[Start Extracted material]

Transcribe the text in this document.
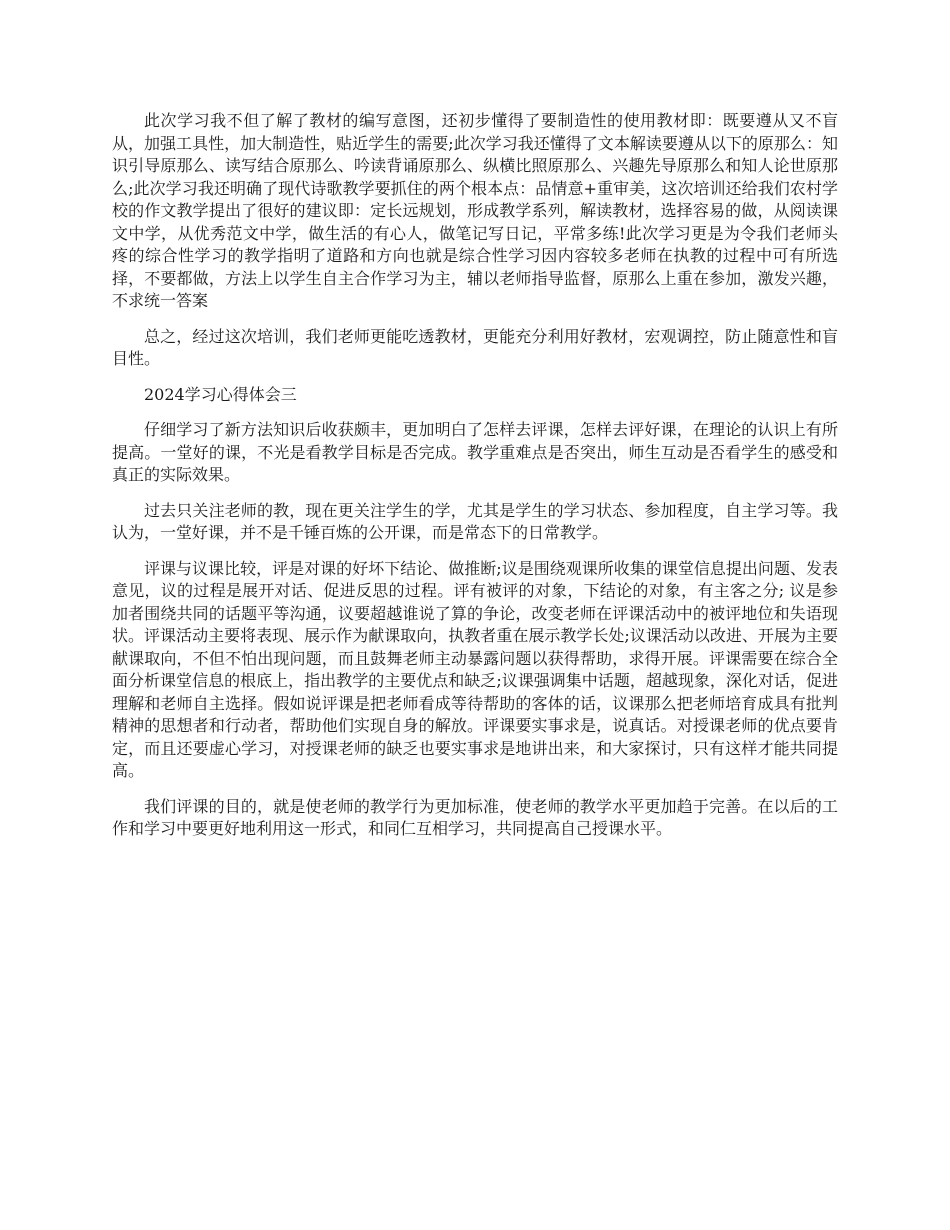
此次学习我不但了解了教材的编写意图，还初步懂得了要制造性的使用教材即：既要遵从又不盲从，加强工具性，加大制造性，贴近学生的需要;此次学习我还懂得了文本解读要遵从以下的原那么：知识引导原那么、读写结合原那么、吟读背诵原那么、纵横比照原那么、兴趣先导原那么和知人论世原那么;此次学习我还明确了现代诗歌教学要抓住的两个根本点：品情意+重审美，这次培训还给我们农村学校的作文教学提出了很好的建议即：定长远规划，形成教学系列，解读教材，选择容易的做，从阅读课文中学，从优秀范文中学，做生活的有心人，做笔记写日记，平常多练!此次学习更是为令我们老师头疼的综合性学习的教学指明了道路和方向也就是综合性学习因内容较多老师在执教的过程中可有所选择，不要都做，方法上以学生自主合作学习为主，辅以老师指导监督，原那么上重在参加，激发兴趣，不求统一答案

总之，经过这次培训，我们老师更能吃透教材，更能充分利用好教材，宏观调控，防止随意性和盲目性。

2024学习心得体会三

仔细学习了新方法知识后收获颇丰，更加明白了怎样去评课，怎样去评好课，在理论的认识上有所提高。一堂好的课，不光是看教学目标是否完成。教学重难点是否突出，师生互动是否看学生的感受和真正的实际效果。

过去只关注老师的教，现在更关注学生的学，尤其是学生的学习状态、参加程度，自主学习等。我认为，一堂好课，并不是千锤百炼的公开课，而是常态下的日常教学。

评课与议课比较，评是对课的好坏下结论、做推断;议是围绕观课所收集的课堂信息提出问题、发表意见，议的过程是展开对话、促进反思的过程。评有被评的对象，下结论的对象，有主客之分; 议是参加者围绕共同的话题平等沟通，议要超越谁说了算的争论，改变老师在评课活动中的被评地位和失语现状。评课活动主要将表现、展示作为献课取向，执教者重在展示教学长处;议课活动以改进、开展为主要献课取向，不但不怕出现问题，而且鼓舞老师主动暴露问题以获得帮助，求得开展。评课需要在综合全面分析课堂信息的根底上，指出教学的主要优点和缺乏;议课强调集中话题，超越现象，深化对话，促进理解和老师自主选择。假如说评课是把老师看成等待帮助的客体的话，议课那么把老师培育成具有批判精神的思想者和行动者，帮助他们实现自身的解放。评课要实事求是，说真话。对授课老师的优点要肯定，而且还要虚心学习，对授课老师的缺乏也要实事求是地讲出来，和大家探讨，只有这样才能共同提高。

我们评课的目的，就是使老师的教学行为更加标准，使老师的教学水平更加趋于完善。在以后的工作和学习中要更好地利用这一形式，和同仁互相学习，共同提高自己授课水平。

[End Extracted material]

**To be done**
Retype every record above exactly as written, but leave out the pictures.

**Written answer**
Transcribe the text in this document.
此次学习我不但了解了教材的编写意图，还初步懂得了要制造性的使用教材即：既要遵从又不盲从，加强工具性，加大制造性，贴近学生的需要;此次学习我还懂得了文本解读要遵从以下的原那么：知识引导原那么、读写结合原那么、吟读背诵原那么、纵横比照原那么、兴趣先导原那么和知人论世原那么;此次学习我还明确了现代诗歌教学要抓住的两个根本点：品情意+重审美，这次培训还给我们农村学校的作文教学提出了很好的建议即：定长远规划，形成教学系列，解读教材，选择容易的做，从阅读课文中学，从优秀范文中学，做生活的有心人，做笔记写日记，平常多练!此次学习更是为令我们老师头疼的综合性学习的教学指明了道路和方向也就是综合性学习因内容较多老师在执教的过程中可有所选择，不要都做，方法上以学生自主合作学习为主，辅以老师指导监督，原那么上重在参加，激发兴趣，不求统一答案

总之，经过这次培训，我们老师更能吃透教材，更能充分利用好教材，宏观调控，防止随意性和盲目性。

2024学习心得体会三

仔细学习了新方法知识后收获颇丰，更加明白了怎样去评课，怎样去评好课，在理论的认识上有所提高。一堂好的课，不光是看教学目标是否完成。教学重难点是否突出，师生互动是否看学生的感受和真正的实际效果。

过去只关注老师的教，现在更关注学生的学，尤其是学生的学习状态、参加程度，自主学习等。我认为，一堂好课，并不是千锤百炼的公开课，而是常态下的日常教学。

评课与议课比较，评是对课的好坏下结论、做推断;议是围绕观课所收集的课堂信息提出问题、发表意见，议的过程是展开对话、促进反思的过程。评有被评的对象，下结论的对象，有主客之分; 议是参加者围绕共同的话题平等沟通，议要超越谁说了算的争论，改变老师在评课活动中的被评地位和失语现状。评课活动主要将表现、展示作为献课取向，执教者重在展示教学长处;议课活动以改进、开展为主要献课取向，不但不怕出现问题，而且鼓舞老师主动暴露问题以获得帮助，求得开展。评课需要在综合全面分析课堂信息的根底上，指出教学的主要优点和缺乏;议课强调集中话题，超越现象，深化对话，促进理解和老师自主选择。假如说评课是把老师看成等待帮助的客体的话，议课那么把老师培育成具有批判精神的思想者和行动者，帮助他们实现自身的解放。评课要实事求是，说真话。对授课老师的优点要肯定，而且还要虚心学习，对授课老师的缺乏也要实事求是地讲出来，和大家探讨，只有这样才能共同提高。

我们评课的目的，就是使老师的教学行为更加标准，使老师的教学水平更加趋于完善。在以后的工作和学习中要更好地利用这一形式，和同仁互相学习，共同提高自己授课水平。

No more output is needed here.